▶ Goal of the exercise
Could the data below be retyped exactly, without its pictures?

════════════════════

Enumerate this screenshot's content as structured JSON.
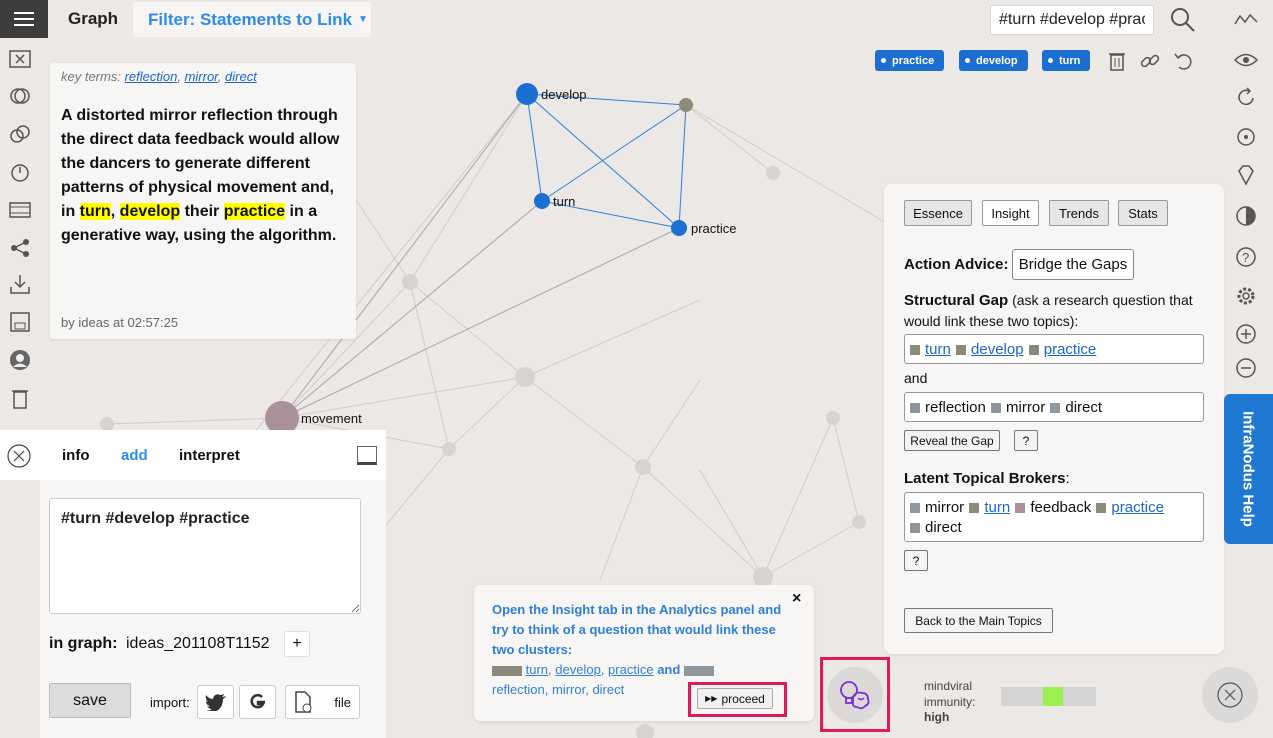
{
  "header": {
    "menu_icon": "hamburger-icon",
    "title": "Graph",
    "filter_label": "Filter: Statements to Link",
    "search_value": "#turn #develop #practice",
    "search_icon": "magnifier-icon"
  },
  "graph": {
    "node_labels": [
      "develop",
      "turn",
      "practice",
      "movement"
    ],
    "accent": "#1c6ed1"
  },
  "tags": [
    "practice",
    "develop",
    "turn"
  ],
  "statement": {
    "key_terms_label": "key terms:",
    "key_terms": [
      "reflection",
      "mirror",
      "direct"
    ],
    "text_parts": [
      "A distorted mirror reflection through the direct data feedback would allow the dancers to generate different patterns of physical movement and, in ",
      "turn",
      ", ",
      "develop",
      " their ",
      "practice",
      " in a generative way, using the algorithm."
    ],
    "byline": "by ideas at 02:57:25"
  },
  "panel": {
    "tabs": [
      "info",
      "add",
      "interpret"
    ],
    "entry": "#turn #develop #practice",
    "in_graph_label": "in graph:",
    "in_graph_value": "ideas_201108T1152",
    "plus": "+",
    "save": "save",
    "import_label": "import:",
    "file_label": "file"
  },
  "popup": {
    "close": "×",
    "line1": "Open the Insight tab in the Analytics panel and try to think of a question that would link these two clusters:",
    "cluster1": [
      "turn",
      "develop",
      "practice"
    ],
    "and": "and",
    "cluster2": [
      "reflection",
      "mirror",
      "direct"
    ],
    "proceed": "proceed"
  },
  "mindviral": {
    "label": "mindviral immunity:",
    "value": "high",
    "level": 0.55
  },
  "analytics": {
    "tabs": [
      "Essence",
      "Insight",
      "Trends",
      "Stats"
    ],
    "active_tab": "Insight",
    "action_label": "Action Advice:",
    "action_value": "Bridge the Gaps",
    "gap_label": "Structural Gap",
    "gap_desc": " (ask a research question that would link these two topics):",
    "gap_a": [
      "turn",
      "develop",
      "practice"
    ],
    "and": "and",
    "gap_b": [
      "reflection",
      "mirror",
      "direct"
    ],
    "reveal": "Reveal the Gap",
    "q": "?",
    "brokers_label": "Latent Topical Brokers",
    "brokers": [
      "mirror",
      "turn",
      "feedback",
      "practice",
      "direct"
    ],
    "back": "Back to the Main Topics"
  },
  "help_tab": "InfraNodus Help",
  "colors": {
    "node_blue": "#1c6ed1",
    "olive": "#8c8b7a",
    "gray_sq": "#8e979e",
    "mauve": "#a9909a",
    "highlight": "#ffff00",
    "mindviral_fill": "#9cf051"
  }
}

════════════════════

▶ Exercise output
Enumerate this screenshot's content as structured JSON.
{
  "header": {
    "menu_icon": "hamburger-icon",
    "title": "Graph",
    "filter_label": "Filter: Statements to Link",
    "search_value": "#turn #develop #practice",
    "search_icon": "magnifier-icon"
  },
  "graph": {
    "node_labels": [
      "develop",
      "turn",
      "practice",
      "movement"
    ],
    "accent": "#1c6ed1"
  },
  "tags": [
    "practice",
    "develop",
    "turn"
  ],
  "statement": {
    "key_terms_label": "key terms:",
    "key_terms": [
      "reflection",
      "mirror",
      "direct"
    ],
    "text_parts": [
      "A distorted mirror reflection through the direct data feedback would allow the dancers to generate different patterns of physical movement and, in ",
      "turn",
      ", ",
      "develop",
      " their ",
      "practice",
      " in a generative way, using the algorithm."
    ],
    "byline": "by ideas at 02:57:25"
  },
  "panel": {
    "tabs": [
      "info",
      "add",
      "interpret"
    ],
    "entry": "#turn #develop #practice",
    "in_graph_label": "in graph:",
    "in_graph_value": "ideas_201108T1152",
    "plus": "+",
    "save": "save",
    "import_label": "import:",
    "file_label": "file"
  },
  "popup": {
    "close": "×",
    "line1": "Open the Insight tab in the Analytics panel and try to think of a question that would link these two clusters:",
    "cluster1": [
      "turn",
      "develop",
      "practice"
    ],
    "and": "and",
    "cluster2": [
      "reflection",
      "mirror",
      "direct"
    ],
    "proceed": "proceed"
  },
  "mindviral": {
    "label": "mindviral immunity:",
    "value": "high",
    "level": 0.55
  },
  "analytics": {
    "tabs": [
      "Essence",
      "Insight",
      "Trends",
      "Stats"
    ],
    "active_tab": "Insight",
    "action_label": "Action Advice:",
    "action_value": "Bridge the Gaps",
    "gap_label": "Structural Gap",
    "gap_desc": " (ask a research question that would link these two topics):",
    "gap_a": [
      "turn",
      "develop",
      "practice"
    ],
    "and": "and",
    "gap_b": [
      "reflection",
      "mirror",
      "direct"
    ],
    "reveal": "Reveal the Gap",
    "q": "?",
    "brokers_label": "Latent Topical Brokers",
    "brokers": [
      "mirror",
      "turn",
      "feedback",
      "practice",
      "direct"
    ],
    "back": "Back to the Main Topics"
  },
  "help_tab": "InfraNodus Help",
  "colors": {
    "node_blue": "#1c6ed1",
    "olive": "#8c8b7a",
    "gray_sq": "#8e979e",
    "mauve": "#a9909a",
    "highlight": "#ffff00",
    "mindviral_fill": "#9cf051"
  }
}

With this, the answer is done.